The request =
What follows are records. Restate all of them word for word.

— Start of Extracted data —

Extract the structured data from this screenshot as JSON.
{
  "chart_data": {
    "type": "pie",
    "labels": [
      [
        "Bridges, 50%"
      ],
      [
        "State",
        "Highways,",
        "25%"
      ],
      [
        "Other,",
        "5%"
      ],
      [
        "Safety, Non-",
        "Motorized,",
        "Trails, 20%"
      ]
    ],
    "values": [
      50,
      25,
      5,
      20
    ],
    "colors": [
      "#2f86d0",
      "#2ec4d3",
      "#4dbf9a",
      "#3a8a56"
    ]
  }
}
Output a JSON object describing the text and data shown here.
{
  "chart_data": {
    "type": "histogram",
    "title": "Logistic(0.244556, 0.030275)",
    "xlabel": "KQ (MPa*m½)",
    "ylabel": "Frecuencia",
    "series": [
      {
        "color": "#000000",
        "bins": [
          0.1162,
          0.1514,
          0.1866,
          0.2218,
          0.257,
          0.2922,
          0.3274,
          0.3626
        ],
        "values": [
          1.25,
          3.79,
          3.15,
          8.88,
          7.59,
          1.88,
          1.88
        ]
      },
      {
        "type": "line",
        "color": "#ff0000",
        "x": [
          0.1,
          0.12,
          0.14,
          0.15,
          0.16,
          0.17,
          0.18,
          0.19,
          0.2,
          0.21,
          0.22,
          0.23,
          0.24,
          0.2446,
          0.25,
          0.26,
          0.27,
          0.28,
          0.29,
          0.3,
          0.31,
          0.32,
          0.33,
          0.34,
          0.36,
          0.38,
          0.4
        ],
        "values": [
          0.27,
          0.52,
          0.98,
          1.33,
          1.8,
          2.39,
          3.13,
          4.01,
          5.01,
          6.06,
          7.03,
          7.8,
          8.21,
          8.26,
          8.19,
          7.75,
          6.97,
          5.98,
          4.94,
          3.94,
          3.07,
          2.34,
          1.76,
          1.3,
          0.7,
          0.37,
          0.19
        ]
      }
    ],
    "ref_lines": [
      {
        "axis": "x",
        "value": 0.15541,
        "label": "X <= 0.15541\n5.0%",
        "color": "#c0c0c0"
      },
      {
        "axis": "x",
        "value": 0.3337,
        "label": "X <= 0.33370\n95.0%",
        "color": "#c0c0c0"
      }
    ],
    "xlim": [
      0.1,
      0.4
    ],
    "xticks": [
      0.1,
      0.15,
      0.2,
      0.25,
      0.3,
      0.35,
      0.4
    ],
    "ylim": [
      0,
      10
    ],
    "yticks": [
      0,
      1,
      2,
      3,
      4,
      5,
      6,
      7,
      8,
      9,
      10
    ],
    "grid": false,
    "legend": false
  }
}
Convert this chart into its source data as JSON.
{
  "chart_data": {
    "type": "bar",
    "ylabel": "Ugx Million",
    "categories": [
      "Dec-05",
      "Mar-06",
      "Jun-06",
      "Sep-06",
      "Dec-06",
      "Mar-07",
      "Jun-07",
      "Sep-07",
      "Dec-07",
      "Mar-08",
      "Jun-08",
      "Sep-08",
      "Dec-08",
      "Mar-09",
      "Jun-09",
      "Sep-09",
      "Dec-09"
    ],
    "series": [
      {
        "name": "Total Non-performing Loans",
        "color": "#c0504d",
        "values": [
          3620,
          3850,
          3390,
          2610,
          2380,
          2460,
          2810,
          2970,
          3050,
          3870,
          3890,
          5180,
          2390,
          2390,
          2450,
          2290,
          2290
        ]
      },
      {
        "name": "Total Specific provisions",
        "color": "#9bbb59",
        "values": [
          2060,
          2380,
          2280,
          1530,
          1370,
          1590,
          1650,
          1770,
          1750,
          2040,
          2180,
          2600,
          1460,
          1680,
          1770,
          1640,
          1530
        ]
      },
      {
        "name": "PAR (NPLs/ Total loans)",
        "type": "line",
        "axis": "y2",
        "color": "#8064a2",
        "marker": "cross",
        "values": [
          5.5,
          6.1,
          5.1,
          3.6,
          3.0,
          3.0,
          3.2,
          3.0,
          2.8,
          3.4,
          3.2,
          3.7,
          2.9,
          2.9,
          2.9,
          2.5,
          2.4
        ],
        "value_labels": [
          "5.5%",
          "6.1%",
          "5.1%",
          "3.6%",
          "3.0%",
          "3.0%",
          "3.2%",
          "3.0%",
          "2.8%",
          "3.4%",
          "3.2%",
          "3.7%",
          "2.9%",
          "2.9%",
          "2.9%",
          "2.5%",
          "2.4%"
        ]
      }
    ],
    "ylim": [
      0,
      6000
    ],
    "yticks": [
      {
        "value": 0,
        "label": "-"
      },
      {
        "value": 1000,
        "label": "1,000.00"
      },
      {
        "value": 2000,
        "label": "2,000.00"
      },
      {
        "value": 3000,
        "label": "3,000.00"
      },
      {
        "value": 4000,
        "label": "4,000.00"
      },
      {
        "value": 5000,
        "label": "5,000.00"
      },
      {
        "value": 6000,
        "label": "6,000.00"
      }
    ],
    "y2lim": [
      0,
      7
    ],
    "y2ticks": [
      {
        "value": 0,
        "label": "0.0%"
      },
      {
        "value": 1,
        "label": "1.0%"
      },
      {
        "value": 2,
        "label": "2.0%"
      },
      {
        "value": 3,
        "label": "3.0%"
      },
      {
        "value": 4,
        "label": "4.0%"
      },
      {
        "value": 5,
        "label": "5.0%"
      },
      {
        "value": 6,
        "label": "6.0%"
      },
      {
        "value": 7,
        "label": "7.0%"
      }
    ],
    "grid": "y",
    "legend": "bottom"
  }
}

— End of Extracted data —

Finished answer =
Extract the structured data from this screenshot as JSON.
{
  "chart_data": {
    "type": "pie",
    "labels": [
      [
        "Bridges, 50%"
      ],
      [
        "State",
        "Highways,",
        "25%"
      ],
      [
        "Other,",
        "5%"
      ],
      [
        "Safety, Non-",
        "Motorized,",
        "Trails, 20%"
      ]
    ],
    "values": [
      50,
      25,
      5,
      20
    ],
    "colors": [
      "#2f86d0",
      "#2ec4d3",
      "#4dbf9a",
      "#3a8a56"
    ]
  }
}
Output a JSON object describing the text and data shown here.
{
  "chart_data": {
    "type": "histogram",
    "title": "Logistic(0.244556, 0.030275)",
    "xlabel": "KQ (MPa*m½)",
    "ylabel": "Frecuencia",
    "series": [
      {
        "color": "#000000",
        "bins": [
          0.1162,
          0.1514,
          0.1866,
          0.2218,
          0.257,
          0.2922,
          0.3274,
          0.3626
        ],
        "values": [
          1.25,
          3.79,
          3.15,
          8.88,
          7.59,
          1.88,
          1.88
        ]
      },
      {
        "type": "line",
        "color": "#ff0000",
        "x": [
          0.1,
          0.12,
          0.14,
          0.15,
          0.16,
          0.17,
          0.18,
          0.19,
          0.2,
          0.21,
          0.22,
          0.23,
          0.24,
          0.2446,
          0.25,
          0.26,
          0.27,
          0.28,
          0.29,
          0.3,
          0.31,
          0.32,
          0.33,
          0.34,
          0.36,
          0.38,
          0.4
        ],
        "values": [
          0.27,
          0.52,
          0.98,
          1.33,
          1.8,
          2.39,
          3.13,
          4.01,
          5.01,
          6.06,
          7.03,
          7.8,
          8.21,
          8.26,
          8.19,
          7.75,
          6.97,
          5.98,
          4.94,
          3.94,
          3.07,
          2.34,
          1.76,
          1.3,
          0.7,
          0.37,
          0.19
        ]
      }
    ],
    "ref_lines": [
      {
        "axis": "x",
        "value": 0.15541,
        "label": "X <= 0.15541\n5.0%",
        "color": "#c0c0c0"
      },
      {
        "axis": "x",
        "value": 0.3337,
        "label": "X <= 0.33370\n95.0%",
        "color": "#c0c0c0"
      }
    ],
    "xlim": [
      0.1,
      0.4
    ],
    "xticks": [
      0.1,
      0.15,
      0.2,
      0.25,
      0.3,
      0.35,
      0.4
    ],
    "ylim": [
      0,
      10
    ],
    "yticks": [
      0,
      1,
      2,
      3,
      4,
      5,
      6,
      7,
      8,
      9,
      10
    ],
    "grid": false,
    "legend": false
  }
}
Convert this chart into its source data as JSON.
{
  "chart_data": {
    "type": "bar",
    "ylabel": "Ugx Million",
    "categories": [
      "Dec-05",
      "Mar-06",
      "Jun-06",
      "Sep-06",
      "Dec-06",
      "Mar-07",
      "Jun-07",
      "Sep-07",
      "Dec-07",
      "Mar-08",
      "Jun-08",
      "Sep-08",
      "Dec-08",
      "Mar-09",
      "Jun-09",
      "Sep-09",
      "Dec-09"
    ],
    "series": [
      {
        "name": "Total Non-performing Loans",
        "color": "#c0504d",
        "values": [
          3620,
          3850,
          3390,
          2610,
          2380,
          2460,
          2810,
          2970,
          3050,
          3870,
          3890,
          5180,
          2390,
          2390,
          2450,
          2290,
          2290
        ]
      },
      {
        "name": "Total Specific provisions",
        "color": "#9bbb59",
        "values": [
          2060,
          2380,
          2280,
          1530,
          1370,
          1590,
          1650,
          1770,
          1750,
          2040,
          2180,
          2600,
          1460,
          1680,
          1770,
          1640,
          1530
        ]
      },
      {
        "name": "PAR (NPLs/ Total loans)",
        "type": "line",
        "axis": "y2",
        "color": "#8064a2",
        "marker": "cross",
        "values": [
          5.5,
          6.1,
          5.1,
          3.6,
          3.0,
          3.0,
          3.2,
          3.0,
          2.8,
          3.4,
          3.2,
          3.7,
          2.9,
          2.9,
          2.9,
          2.5,
          2.4
        ],
        "value_labels": [
          "5.5%",
          "6.1%",
          "5.1%",
          "3.6%",
          "3.0%",
          "3.0%",
          "3.2%",
          "3.0%",
          "2.8%",
          "3.4%",
          "3.2%",
          "3.7%",
          "2.9%",
          "2.9%",
          "2.9%",
          "2.5%",
          "2.4%"
        ]
      }
    ],
    "ylim": [
      0,
      6000
    ],
    "yticks": [
      {
        "value": 0,
        "label": "-"
      },
      {
        "value": 1000,
        "label": "1,000.00"
      },
      {
        "value": 2000,
        "label": "2,000.00"
      },
      {
        "value": 3000,
        "label": "3,000.00"
      },
      {
        "value": 4000,
        "label": "4,000.00"
      },
      {
        "value": 5000,
        "label": "5,000.00"
      },
      {
        "value": 6000,
        "label": "6,000.00"
      }
    ],
    "y2lim": [
      0,
      7
    ],
    "y2ticks": [
      {
        "value": 0,
        "label": "0.0%"
      },
      {
        "value": 1,
        "label": "1.0%"
      },
      {
        "value": 2,
        "label": "2.0%"
      },
      {
        "value": 3,
        "label": "3.0%"
      },
      {
        "value": 4,
        "label": "4.0%"
      },
      {
        "value": 5,
        "label": "5.0%"
      },
      {
        "value": 6,
        "label": "6.0%"
      },
      {
        "value": 7,
        "label": "7.0%"
      }
    ],
    "grid": "y",
    "legend": "bottom"
  }
}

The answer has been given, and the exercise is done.